**EXERCISE:** Copy the data below word for word, beginning at the line that contains "pin-bubble[interactable]: 俄罗斯 乌克兰" and stopping after the line that contains "pin-label: 埃及、迪拜、 科威特、孟加拉国".

**RECORD SET:**

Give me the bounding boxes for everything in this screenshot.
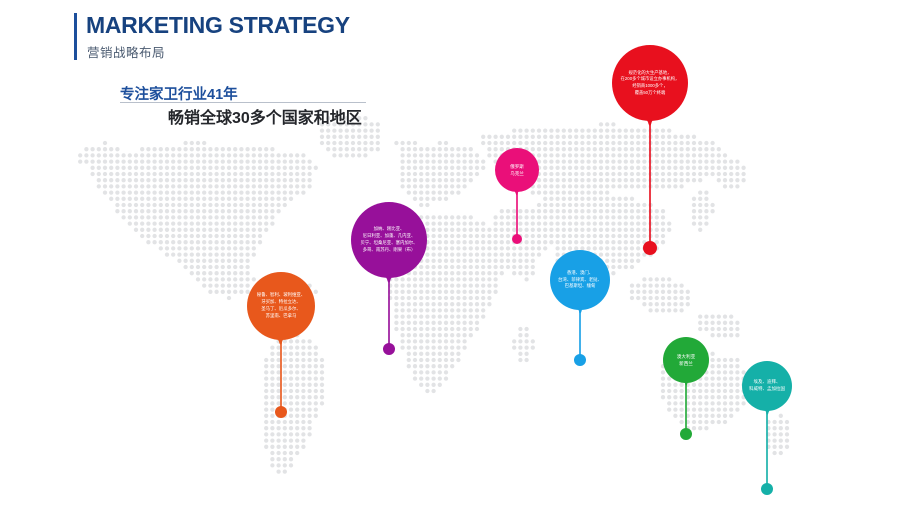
pin-bubble[interactable]: 俄罗斯 乌克兰 (495, 148, 539, 192)
page-subtitle: 营销战略布局 (87, 42, 165, 61)
pin-label: 俄罗斯 乌克兰 (506, 163, 528, 177)
world-map-dotted (0, 0, 900, 510)
pin-anchor-dot[interactable] (761, 483, 773, 495)
pin-anchor-dot[interactable] (275, 406, 287, 418)
pin-label: 规范化的大生产基地， 在200多个城市设立办事机构， 经销商1000多个， 覆盖… (617, 70, 684, 97)
pin-anchor-dot[interactable] (383, 343, 395, 355)
pin-bubble[interactable]: 埃及、迪拜、 科威特、孟加拉国 (742, 361, 792, 411)
pin-anchor-dot[interactable] (643, 241, 657, 255)
pin-bubble[interactable]: 澳大利亚 新西兰 (663, 337, 709, 383)
pin-label: 澳大利亚 新西兰 (673, 353, 699, 367)
pin-anchor-dot[interactable] (512, 234, 522, 244)
pin-label: 埃及、迪拜、 科威特、孟加拉国 (745, 379, 789, 393)
pin-label: 加纳、刚比亚、 尼日利亚、加蓬、几内亚、 贝宁、坦桑尼亚、塞内加尔、 多哥、南苏… (356, 226, 421, 253)
header-accent-bar (74, 13, 77, 60)
pin-label: 秘鲁、智利、玻利维亚、 牙买加、特拉立达、 圣马丁、厄瓜多尔、 苏里南、巴拿马 (253, 292, 309, 319)
pin-bubble[interactable]: 加纳、刚比亚、 尼日利亚、加蓬、几内亚、 贝宁、坦桑尼亚、塞内加尔、 多哥、南苏… (351, 202, 427, 278)
pin-bubble[interactable]: 秘鲁、智利、玻利维亚、 牙买加、特拉立达、 圣马丁、厄瓜多尔、 苏里南、巴拿马 (247, 272, 315, 340)
page-title: MARKETING STRATEGY (86, 12, 350, 39)
pin-bubble[interactable]: 规范化的大生产基地， 在200多个城市设立办事机构， 经销商1000多个， 覆盖… (612, 45, 688, 121)
claim-divider (120, 102, 366, 103)
pin-anchor-dot[interactable] (680, 428, 692, 440)
claim-primary: 专注家卫行业41年 (120, 83, 238, 104)
claim-secondary: 畅销全球30多个国家和地区 (168, 104, 362, 128)
pin-bubble[interactable]: 香港、澳门、 台湾、菲律宾、老挝、 巴基斯坦、缅甸 (550, 250, 610, 310)
slide-canvas: MARKETING STRATEGY 营销战略布局 专注家卫行业41年 畅销全球… (0, 0, 900, 510)
pin-label: 香港、澳门、 台湾、菲律宾、老挝、 巴基斯坦、缅甸 (554, 270, 606, 290)
pin-anchor-dot[interactable] (574, 354, 586, 366)
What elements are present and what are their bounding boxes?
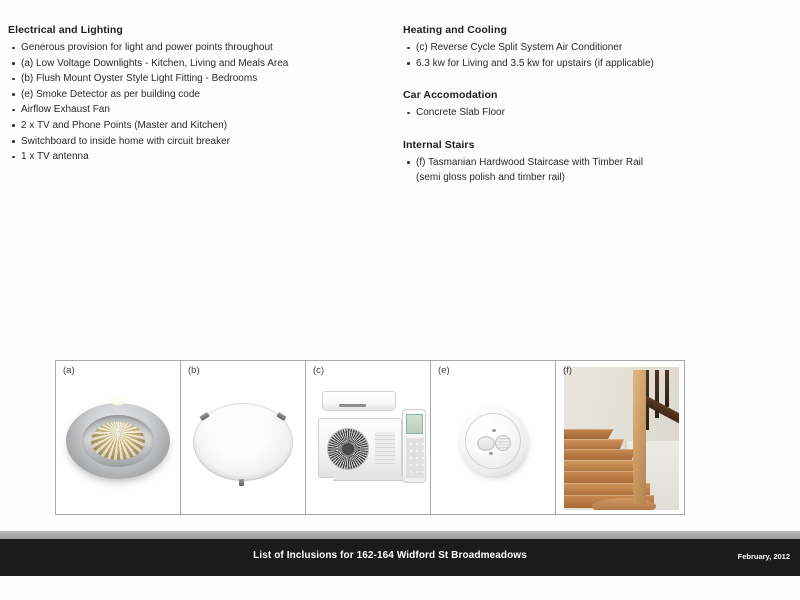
list-item: 6.3 kw for Living and 3.5 kw for upstair…	[403, 56, 788, 72]
ac-outdoor-unit	[318, 418, 402, 478]
list-item: (f) Tasmanian Hardwood Staircase with Ti…	[403, 155, 788, 186]
ac-remote-keypad	[406, 438, 424, 478]
image-panel-staircase: (f)	[556, 361, 684, 514]
staircase-newel-post	[633, 370, 646, 504]
panel-label: (c)	[313, 365, 324, 376]
image-panel-oyster-light: (b)	[181, 361, 306, 514]
section-bullet-list: (f) Tasmanian Hardwood Staircase with Ti…	[403, 155, 788, 186]
section-heating-and-cooling: Heating and Cooling (c) Reverse Cycle Sp…	[403, 24, 788, 71]
section-internal-stairs: Internal Stairs (f) Tasmanian Hardwood S…	[403, 139, 788, 186]
ac-indoor-unit	[322, 391, 396, 411]
air-conditioner-icon	[306, 361, 430, 514]
smoke-detector-led	[489, 452, 493, 455]
section-bullet-list: Generous provision for light and power p…	[8, 40, 393, 165]
list-item: Switchboard to inside home with circuit …	[8, 134, 393, 150]
staircase-tread	[564, 439, 624, 449]
staircase-tread	[564, 460, 640, 471]
section-bullet-list: (c) Reverse Cycle Split System Air Condi…	[403, 40, 788, 71]
section-heading: Car Accomodation	[403, 89, 788, 102]
section-heading: Electrical and Lighting	[8, 24, 393, 37]
footer-title: List of Inclusions for 162-164 Widford S…	[0, 550, 780, 561]
footer-date: February, 2012	[738, 552, 790, 561]
list-item: 1 x TV antenna	[8, 149, 393, 165]
panel-label: (e)	[438, 365, 450, 376]
list-item: (b) Flush Mount Oyster Style Light Fitti…	[8, 71, 393, 87]
oyster-light-icon	[181, 361, 305, 514]
staircase-tread	[564, 449, 635, 460]
list-item: Generous provision for light and power p…	[8, 40, 393, 56]
footer-bar: List of Inclusions for 162-164 Widford S…	[0, 539, 800, 576]
staircase-tread	[564, 429, 614, 439]
smoke-detector-led	[492, 429, 496, 432]
list-item: Concrete Slab Floor	[403, 105, 788, 121]
image-panel-downlight: (a)	[56, 361, 181, 514]
list-item: (c) Reverse Cycle Split System Air Condi…	[403, 40, 788, 56]
smoke-detector-vent-grille	[495, 435, 511, 451]
image-panel-smoke-detector: (e)	[431, 361, 556, 514]
staircase-baluster	[665, 370, 669, 407]
downlight-reflector	[91, 422, 145, 460]
downlight-icon	[56, 361, 180, 514]
smoke-detector-icon	[431, 361, 555, 514]
ac-fan-grille	[327, 428, 369, 470]
downlight-highlight	[110, 396, 127, 405]
ac-remote-control	[402, 409, 426, 483]
section-bullet-list: Concrete Slab Floor	[403, 105, 788, 121]
section-electrical-and-lighting: Electrical and Lighting Generous provisi…	[8, 24, 393, 165]
ac-side-vent	[375, 432, 395, 466]
right-text-column: Heating and Cooling (c) Reverse Cycle Sp…	[403, 24, 788, 186]
panel-label: (a)	[63, 365, 75, 376]
section-heading: Internal Stairs	[403, 139, 788, 152]
ac-remote-screen	[406, 414, 423, 434]
image-panel-air-conditioner: (c)	[306, 361, 431, 514]
ac-base-feet	[333, 476, 413, 481]
panel-label: (b)	[188, 365, 200, 376]
list-item: (a) Low Voltage Downlights - Kitchen, Li…	[8, 56, 393, 72]
staircase-photo	[564, 367, 679, 510]
left-text-column: Electrical and Lighting Generous provisi…	[8, 24, 393, 165]
product-image-strip: (a) (b) (c)	[55, 360, 685, 515]
panel-label: (f)	[563, 365, 572, 376]
list-item: 2 x TV and Phone Points (Master and Kitc…	[8, 118, 393, 134]
staircase-bullnose-step	[592, 498, 656, 510]
smoke-detector-body	[458, 406, 528, 476]
smoke-detector-test-button	[477, 436, 495, 451]
list-item: (e) Smoke Detector as per building code	[8, 87, 393, 103]
list-item: Airflow Exhaust Fan	[8, 102, 393, 118]
section-car-accomodation: Car Accomodation Concrete Slab Floor	[403, 89, 788, 121]
oyster-light-clip	[239, 479, 244, 486]
section-heading: Heating and Cooling	[403, 24, 788, 37]
footer-divider-rule	[0, 531, 800, 539]
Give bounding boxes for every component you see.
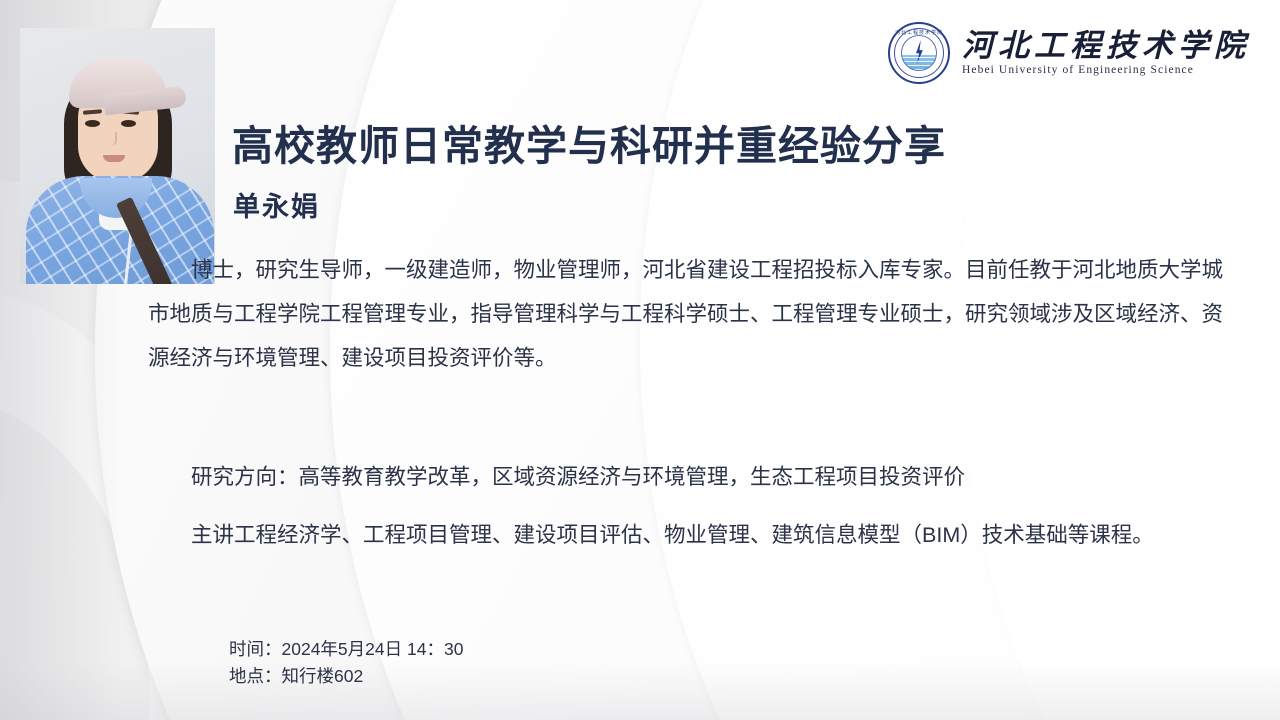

**REPLY TO THE TASK:**
pin-bubble[interactable]: 俄罗斯 乌克兰 (495, 148, 539, 192)
page-subtitle: 营销战略布局 (87, 42, 165, 61)
pin-label: 俄罗斯 乌克兰 (506, 163, 528, 177)
world-map-dotted (0, 0, 900, 510)
pin-anchor-dot[interactable] (761, 483, 773, 495)
pin-anchor-dot[interactable] (275, 406, 287, 418)
pin-label: 规范化的大生产基地， 在200多个城市设立办事机构， 经销商1000多个， 覆盖… (617, 70, 684, 97)
pin-anchor-dot[interactable] (383, 343, 395, 355)
pin-bubble[interactable]: 埃及、迪拜、 科威特、孟加拉国 (742, 361, 792, 411)
pin-anchor-dot[interactable] (643, 241, 657, 255)
pin-bubble[interactable]: 澳大利亚 新西兰 (663, 337, 709, 383)
pin-label: 澳大利亚 新西兰 (673, 353, 699, 367)
pin-anchor-dot[interactable] (512, 234, 522, 244)
pin-label: 埃及、迪拜、 科威特、孟加拉国 (745, 379, 789, 393)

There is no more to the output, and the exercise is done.